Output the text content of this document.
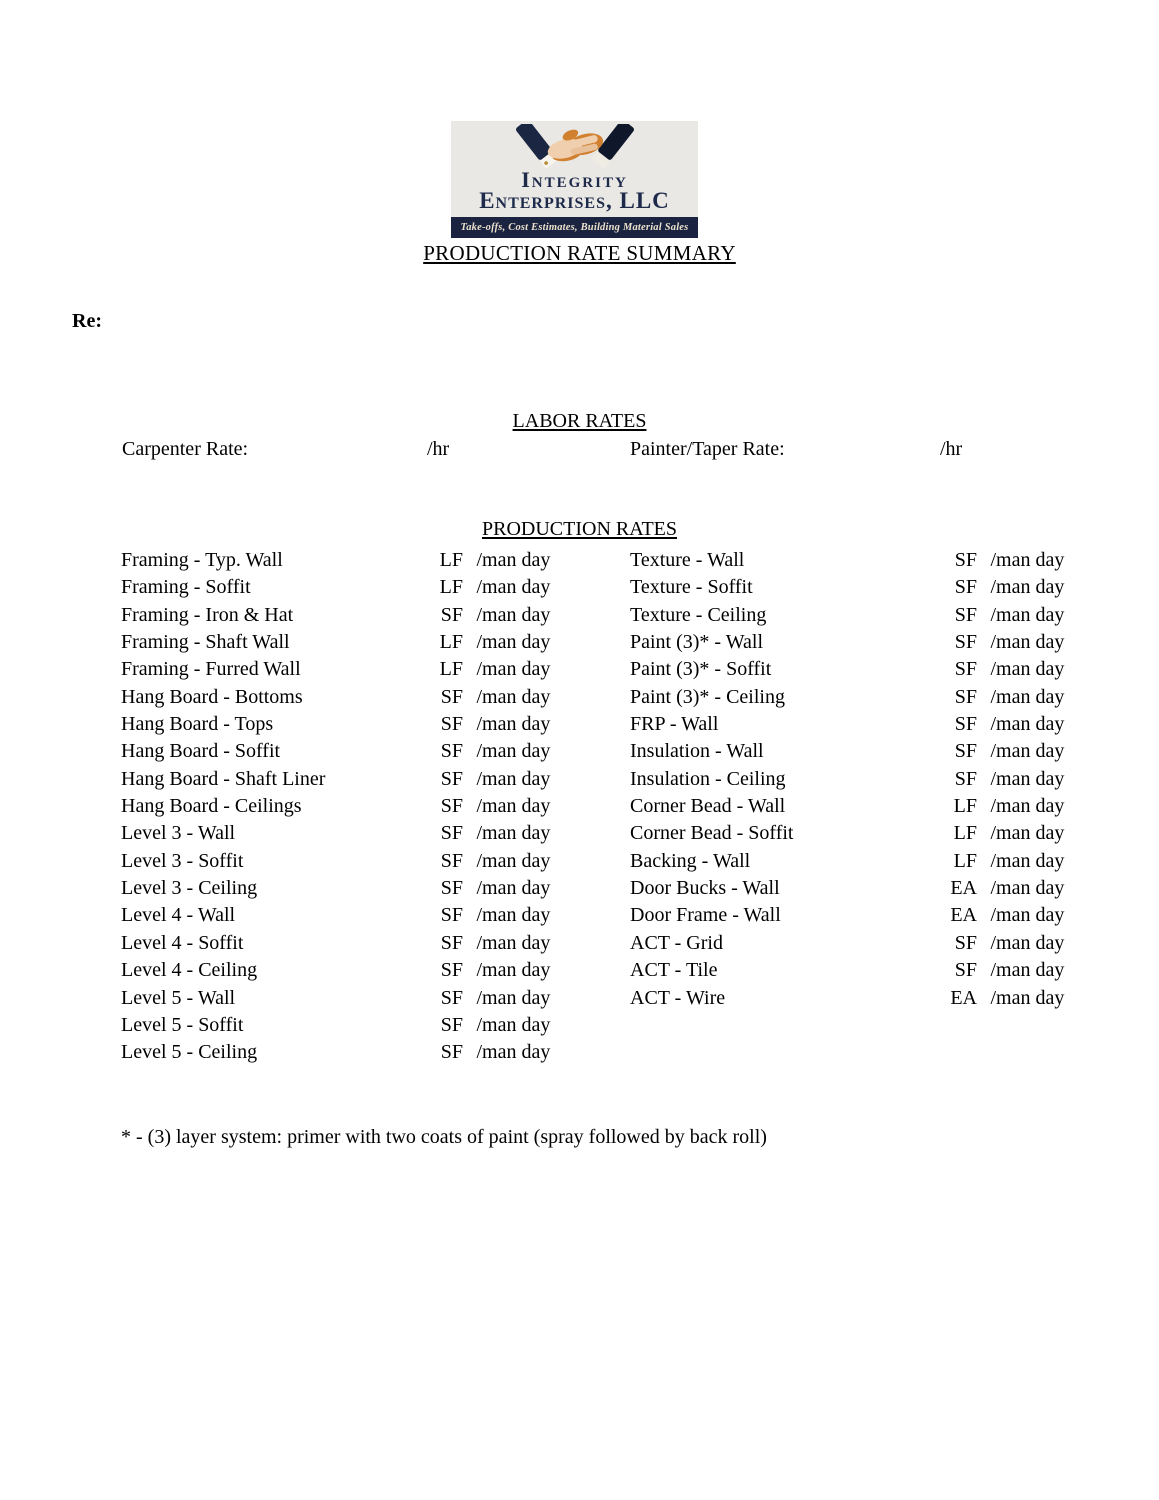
Integrity
Enterprises, LLC
Take-offs, Cost Estimates, Building Material Sales
PRODUCTION RATE SUMMARY
Re:
LABOR RATES
Carpenter Rate:	/hr	Painter/Taper Rate:	/hr
PRODUCTION RATES
Framing - Typ. Wall	LF /man day
Framing - Soffit	LF /man day
Framing - Iron & Hat	SF /man day
Framing - Shaft Wall	LF /man day
Framing - Furred Wall	LF /man day
Hang Board - Bottoms	SF /man day
Hang Board - Tops	SF /man day
Hang Board - Soffit	SF /man day
Hang Board - Shaft Liner	SF /man day
Hang Board - Ceilings	SF /man day
Level 3 - Wall	SF /man day
Level 3 - Soffit	SF /man day
Level 3 - Ceiling	SF /man day
Level 4 - Wall	SF /man day
Level 4 - Soffit	SF /man day
Level 4 - Ceiling	SF /man day
Level 5 - Wall	SF /man day
Level 5 - Soffit	SF /man day
Level 5 - Ceiling	SF /man day
Texture - Wall	SF /man day
Texture - Soffit	SF /man day
Texture - Ceiling	SF /man day
Paint (3)* - Wall	SF /man day
Paint (3)* - Soffit	SF /man day
Paint (3)* - Ceiling	SF /man day
FRP - Wall	SF /man day
Insulation - Wall	SF /man day
Insulation - Ceiling	SF /man day
Corner Bead - Wall	LF /man day
Corner Bead - Soffit	LF /man day
Backing - Wall	LF /man day
Door Bucks - Wall	EA /man day
Door Frame - Wall	EA /man day
ACT - Grid	SF /man day
ACT - Tile	SF /man day
ACT - Wire	EA /man day
* - (3) layer system: primer with two coats of paint (spray followed by back roll)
___
#### [What you should do]
Repeat the data exactly in full, omitting its pictures.

#### [Task solution]
Output the text content of this document.
Integrity
Enterprises, LLC
Take-offs, Cost Estimates, Building Material Sales
PRODUCTION RATE SUMMARY
Re:
LABOR RATES
Carpenter Rate:	/hr	Painter/Taper Rate:	/hr
PRODUCTION RATES
Framing - Typ. Wall	LF /man day
Framing - Soffit	LF /man day
Framing - Iron & Hat	SF /man day
Framing - Shaft Wall	LF /man day
Framing - Furred Wall	LF /man day
Hang Board - Bottoms	SF /man day
Hang Board - Tops	SF /man day
Hang Board - Soffit	SF /man day
Hang Board - Shaft Liner	SF /man day
Hang Board - Ceilings	SF /man day
Level 3 - Wall	SF /man day
Level 3 - Soffit	SF /man day
Level 3 - Ceiling	SF /man day
Level 4 - Wall	SF /man day
Level 4 - Soffit	SF /man day
Level 4 - Ceiling	SF /man day
Level 5 - Wall	SF /man day
Level 5 - Soffit	SF /man day
Level 5 - Ceiling	SF /man day
Texture - Wall	SF /man day
Texture - Soffit	SF /man day
Texture - Ceiling	SF /man day
Paint (3)* - Wall	SF /man day
Paint (3)* - Soffit	SF /man day
Paint (3)* - Ceiling	SF /man day
FRP - Wall	SF /man day
Insulation - Wall	SF /man day
Insulation - Ceiling	SF /man day
Corner Bead - Wall	LF /man day
Corner Bead - Soffit	LF /man day
Backing - Wall	LF /man day
Door Bucks - Wall	EA /man day
Door Frame - Wall	EA /man day
ACT - Grid	SF /man day
ACT - Tile	SF /man day
ACT - Wire	EA /man day
* - (3) layer system: primer with two coats of paint (spray followed by back roll)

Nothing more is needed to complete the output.